PROBLEM DETAILS:
Copy all the entries below exactly, but not the pictures.

BEGIN RECORDS SUPPLIED

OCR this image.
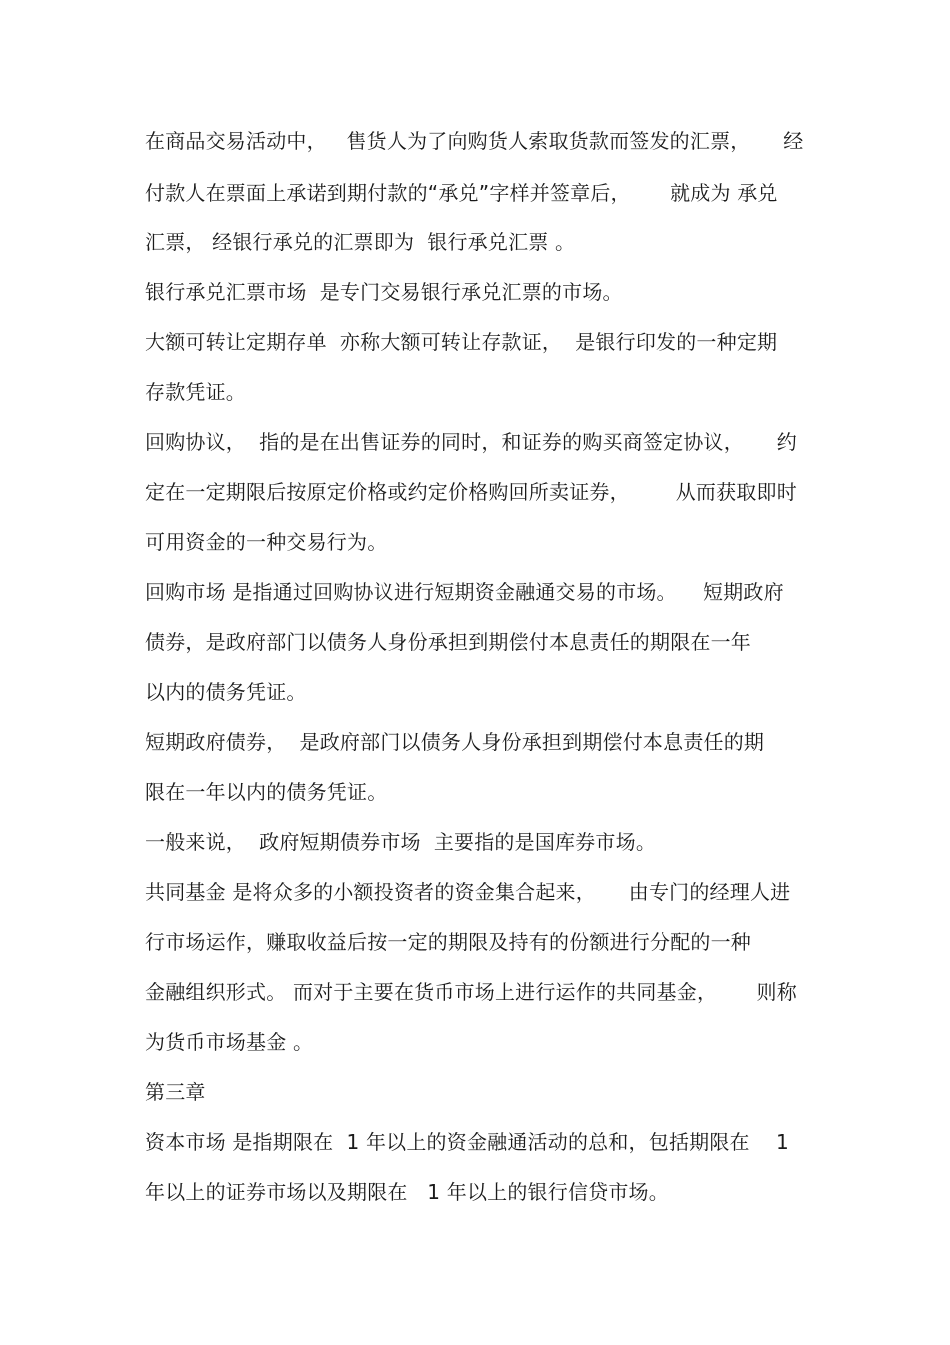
在商品交易活动中，   售货人为了向购货人索取货款而签发的汇票，     经
付款人在票面上承诺到期付款的“承兑”字样并签章后，      就成为 承兑
汇票， 经银行承兑的汇票即为  银行承兑汇票 。
银行承兑汇票市场  是专门交易银行承兑汇票的市场。
大额可转让定期存单  亦称大额可转让存款证，  是银行印发的一种定期
存款凭证。
回购协议，  指的是在出售证券的同时，和证券的购买商签定协议，     约
定在一定期限后按原定价格或约定价格购回所卖证券，       从而获取即时
可用资金的一种交易行为。
回购市场 是指通过回购协议进行短期资金融通交易的市场。    短期政府
债券，是政府部门以债务人身份承担到期偿付本息责任的期限在一年
以内的债务凭证。
短期政府债券，  是政府部门以债务人身份承担到期偿付本息责任的期
限在一年以内的债务凭证。
一般来说，  政府短期债券市场  主要指的是国库券市场。
共同基金 是将众多的小额投资者的资金集合起来，     由专门的经理人进
行市场运作，赚取收益后按一定的期限及持有的份额进行分配的一种
金融组织形式。 而对于主要在货币市场上进行运作的共同基金，      则称
为货币市场基金 。
第三章
资本市场 是指期限在  1 年以上的资金融通活动的总和，包括期限在    1
年以上的证券市场以及期限在   1 年以上的银行信贷市场。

END RECORDS SUPPLIED

RESULT FOR THIS EXERCISE:
OCR this image.
在商品交易活动中，   售货人为了向购货人索取货款而签发的汇票，     经
付款人在票面上承诺到期付款的“承兑”字样并签章后，      就成为 承兑
汇票， 经银行承兑的汇票即为  银行承兑汇票 。
银行承兑汇票市场  是专门交易银行承兑汇票的市场。
大额可转让定期存单  亦称大额可转让存款证，  是银行印发的一种定期
存款凭证。
回购协议，  指的是在出售证券的同时，和证券的购买商签定协议，     约
定在一定期限后按原定价格或约定价格购回所卖证券，       从而获取即时
可用资金的一种交易行为。
回购市场 是指通过回购协议进行短期资金融通交易的市场。    短期政府
债券，是政府部门以债务人身份承担到期偿付本息责任的期限在一年
以内的债务凭证。
短期政府债券，  是政府部门以债务人身份承担到期偿付本息责任的期
限在一年以内的债务凭证。
一般来说，  政府短期债券市场  主要指的是国库券市场。
共同基金 是将众多的小额投资者的资金集合起来，     由专门的经理人进
行市场运作，赚取收益后按一定的期限及持有的份额进行分配的一种
金融组织形式。 而对于主要在货币市场上进行运作的共同基金，      则称
为货币市场基金 。
第三章
资本市场 是指期限在  1 年以上的资金融通活动的总和，包括期限在    1
年以上的证券市场以及期限在   1 年以上的银行信贷市场。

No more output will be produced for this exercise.